▸ Task to complete:
Copy out all lines carrying the word "Testes".

▸ Exercise input:
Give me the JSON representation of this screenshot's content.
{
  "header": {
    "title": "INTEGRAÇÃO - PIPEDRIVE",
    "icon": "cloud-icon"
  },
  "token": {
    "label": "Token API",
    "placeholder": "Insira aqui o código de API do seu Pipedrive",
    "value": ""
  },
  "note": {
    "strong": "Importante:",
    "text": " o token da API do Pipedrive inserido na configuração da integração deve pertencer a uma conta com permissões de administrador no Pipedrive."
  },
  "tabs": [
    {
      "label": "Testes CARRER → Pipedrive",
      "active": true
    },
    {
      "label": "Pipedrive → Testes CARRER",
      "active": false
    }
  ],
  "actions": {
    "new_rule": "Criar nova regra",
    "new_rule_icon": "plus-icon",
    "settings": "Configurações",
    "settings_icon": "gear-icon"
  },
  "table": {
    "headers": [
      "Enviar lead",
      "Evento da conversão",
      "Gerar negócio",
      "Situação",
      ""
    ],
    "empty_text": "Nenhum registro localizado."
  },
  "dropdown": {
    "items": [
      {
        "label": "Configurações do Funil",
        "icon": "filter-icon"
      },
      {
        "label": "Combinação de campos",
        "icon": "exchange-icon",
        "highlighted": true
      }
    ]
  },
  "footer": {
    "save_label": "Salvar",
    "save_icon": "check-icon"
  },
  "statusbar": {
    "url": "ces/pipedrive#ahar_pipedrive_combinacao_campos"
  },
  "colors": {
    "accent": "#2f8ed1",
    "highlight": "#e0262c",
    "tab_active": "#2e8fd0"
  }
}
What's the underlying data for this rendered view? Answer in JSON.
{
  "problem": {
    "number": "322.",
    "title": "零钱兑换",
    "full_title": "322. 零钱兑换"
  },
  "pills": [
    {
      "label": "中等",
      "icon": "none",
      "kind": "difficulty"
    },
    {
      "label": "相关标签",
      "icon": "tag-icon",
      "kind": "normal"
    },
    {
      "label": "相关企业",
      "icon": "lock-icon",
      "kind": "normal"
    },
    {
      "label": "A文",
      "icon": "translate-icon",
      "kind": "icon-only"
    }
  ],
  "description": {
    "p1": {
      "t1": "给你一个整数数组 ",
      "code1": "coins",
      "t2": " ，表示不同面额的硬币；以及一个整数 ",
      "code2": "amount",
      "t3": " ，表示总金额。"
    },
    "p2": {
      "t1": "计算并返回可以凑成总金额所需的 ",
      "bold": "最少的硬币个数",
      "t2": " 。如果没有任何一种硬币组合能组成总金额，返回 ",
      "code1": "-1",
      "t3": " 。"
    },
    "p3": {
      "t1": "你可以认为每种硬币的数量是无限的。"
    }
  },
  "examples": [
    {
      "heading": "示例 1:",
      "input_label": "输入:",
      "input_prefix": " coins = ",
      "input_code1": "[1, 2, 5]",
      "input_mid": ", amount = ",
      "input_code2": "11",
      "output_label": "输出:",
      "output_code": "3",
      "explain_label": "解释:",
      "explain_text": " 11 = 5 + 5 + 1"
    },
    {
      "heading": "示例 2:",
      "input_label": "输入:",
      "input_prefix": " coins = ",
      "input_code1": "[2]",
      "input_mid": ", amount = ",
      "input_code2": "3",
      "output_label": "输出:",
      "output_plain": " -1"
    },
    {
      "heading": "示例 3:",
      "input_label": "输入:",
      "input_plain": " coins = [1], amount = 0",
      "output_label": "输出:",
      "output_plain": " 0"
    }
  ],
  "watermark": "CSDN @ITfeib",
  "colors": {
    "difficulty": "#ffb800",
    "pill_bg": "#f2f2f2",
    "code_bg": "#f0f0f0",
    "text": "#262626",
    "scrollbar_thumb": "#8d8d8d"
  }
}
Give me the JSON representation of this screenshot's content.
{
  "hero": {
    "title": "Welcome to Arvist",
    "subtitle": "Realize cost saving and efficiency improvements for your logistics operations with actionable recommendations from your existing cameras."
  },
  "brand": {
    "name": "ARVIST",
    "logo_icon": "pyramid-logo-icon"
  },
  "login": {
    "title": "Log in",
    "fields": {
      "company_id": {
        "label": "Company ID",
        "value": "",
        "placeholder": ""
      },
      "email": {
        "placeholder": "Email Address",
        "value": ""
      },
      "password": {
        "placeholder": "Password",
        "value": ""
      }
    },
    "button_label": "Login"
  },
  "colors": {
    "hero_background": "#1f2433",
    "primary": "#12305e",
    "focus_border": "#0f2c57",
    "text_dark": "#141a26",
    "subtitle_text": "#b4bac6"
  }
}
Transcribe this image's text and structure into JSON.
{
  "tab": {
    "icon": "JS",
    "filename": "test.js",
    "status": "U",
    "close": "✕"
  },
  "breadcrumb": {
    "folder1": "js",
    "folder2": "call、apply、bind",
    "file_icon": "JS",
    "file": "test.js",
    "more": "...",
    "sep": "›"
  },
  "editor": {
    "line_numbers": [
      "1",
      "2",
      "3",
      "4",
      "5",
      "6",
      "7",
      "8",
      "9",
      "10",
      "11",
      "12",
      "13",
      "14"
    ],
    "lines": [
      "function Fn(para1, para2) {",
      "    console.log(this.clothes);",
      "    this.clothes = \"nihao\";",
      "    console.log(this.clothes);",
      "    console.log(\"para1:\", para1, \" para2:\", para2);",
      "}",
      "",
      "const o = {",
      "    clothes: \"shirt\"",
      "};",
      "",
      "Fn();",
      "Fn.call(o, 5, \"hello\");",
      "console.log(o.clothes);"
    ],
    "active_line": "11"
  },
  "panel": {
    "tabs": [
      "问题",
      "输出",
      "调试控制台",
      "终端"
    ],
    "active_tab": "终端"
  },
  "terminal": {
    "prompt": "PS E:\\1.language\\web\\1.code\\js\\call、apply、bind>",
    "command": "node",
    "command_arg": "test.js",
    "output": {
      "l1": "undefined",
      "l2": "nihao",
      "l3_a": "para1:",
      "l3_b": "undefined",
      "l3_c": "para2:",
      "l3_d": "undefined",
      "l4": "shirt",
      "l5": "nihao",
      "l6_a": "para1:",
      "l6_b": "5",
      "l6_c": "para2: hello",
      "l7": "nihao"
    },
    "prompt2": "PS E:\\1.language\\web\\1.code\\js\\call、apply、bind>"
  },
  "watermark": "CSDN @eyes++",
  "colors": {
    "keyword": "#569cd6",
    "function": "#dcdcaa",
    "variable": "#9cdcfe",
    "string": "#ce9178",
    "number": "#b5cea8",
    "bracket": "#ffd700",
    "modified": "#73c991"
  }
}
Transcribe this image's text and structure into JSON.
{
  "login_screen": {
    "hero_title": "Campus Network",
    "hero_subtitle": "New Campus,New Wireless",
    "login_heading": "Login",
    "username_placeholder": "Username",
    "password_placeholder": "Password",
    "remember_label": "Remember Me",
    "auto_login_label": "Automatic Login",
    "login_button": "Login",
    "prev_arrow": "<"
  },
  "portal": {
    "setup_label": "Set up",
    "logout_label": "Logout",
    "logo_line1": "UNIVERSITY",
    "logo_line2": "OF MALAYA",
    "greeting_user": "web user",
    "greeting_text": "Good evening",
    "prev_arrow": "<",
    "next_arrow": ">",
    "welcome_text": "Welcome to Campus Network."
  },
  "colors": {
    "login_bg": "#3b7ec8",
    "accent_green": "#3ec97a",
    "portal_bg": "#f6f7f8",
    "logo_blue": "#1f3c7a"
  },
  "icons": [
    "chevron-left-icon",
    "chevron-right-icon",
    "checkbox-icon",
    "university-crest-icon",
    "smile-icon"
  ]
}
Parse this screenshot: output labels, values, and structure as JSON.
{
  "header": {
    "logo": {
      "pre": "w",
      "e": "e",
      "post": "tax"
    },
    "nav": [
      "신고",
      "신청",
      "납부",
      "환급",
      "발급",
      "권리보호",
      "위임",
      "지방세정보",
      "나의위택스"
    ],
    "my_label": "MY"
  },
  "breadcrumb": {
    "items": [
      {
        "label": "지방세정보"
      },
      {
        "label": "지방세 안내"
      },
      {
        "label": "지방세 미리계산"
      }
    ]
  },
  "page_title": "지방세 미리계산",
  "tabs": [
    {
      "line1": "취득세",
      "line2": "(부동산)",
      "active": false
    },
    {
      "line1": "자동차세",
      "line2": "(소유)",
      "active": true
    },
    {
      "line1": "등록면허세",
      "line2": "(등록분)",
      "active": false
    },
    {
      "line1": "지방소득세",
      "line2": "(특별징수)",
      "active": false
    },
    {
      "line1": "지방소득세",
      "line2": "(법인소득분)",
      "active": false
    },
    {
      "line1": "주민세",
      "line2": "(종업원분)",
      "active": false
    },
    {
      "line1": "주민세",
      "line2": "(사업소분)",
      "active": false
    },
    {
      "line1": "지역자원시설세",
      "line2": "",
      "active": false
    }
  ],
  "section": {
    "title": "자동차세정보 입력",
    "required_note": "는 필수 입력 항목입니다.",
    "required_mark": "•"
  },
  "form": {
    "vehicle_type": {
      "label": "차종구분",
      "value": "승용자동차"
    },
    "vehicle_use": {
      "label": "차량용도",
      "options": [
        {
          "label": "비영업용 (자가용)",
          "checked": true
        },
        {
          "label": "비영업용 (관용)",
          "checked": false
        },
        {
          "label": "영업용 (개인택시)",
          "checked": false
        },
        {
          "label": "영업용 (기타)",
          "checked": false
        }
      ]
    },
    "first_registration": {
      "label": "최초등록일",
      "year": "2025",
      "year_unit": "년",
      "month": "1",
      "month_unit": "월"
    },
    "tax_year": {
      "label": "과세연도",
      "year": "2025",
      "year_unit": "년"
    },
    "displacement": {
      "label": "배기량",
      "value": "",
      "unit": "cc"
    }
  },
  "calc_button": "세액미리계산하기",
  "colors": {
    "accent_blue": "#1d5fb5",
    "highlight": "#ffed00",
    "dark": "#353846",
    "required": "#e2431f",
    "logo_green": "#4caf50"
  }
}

▸ Final answer:
      "label": "Testes CARRER → Pipedrive",
      "label": "Pipedrive → Testes CARRER",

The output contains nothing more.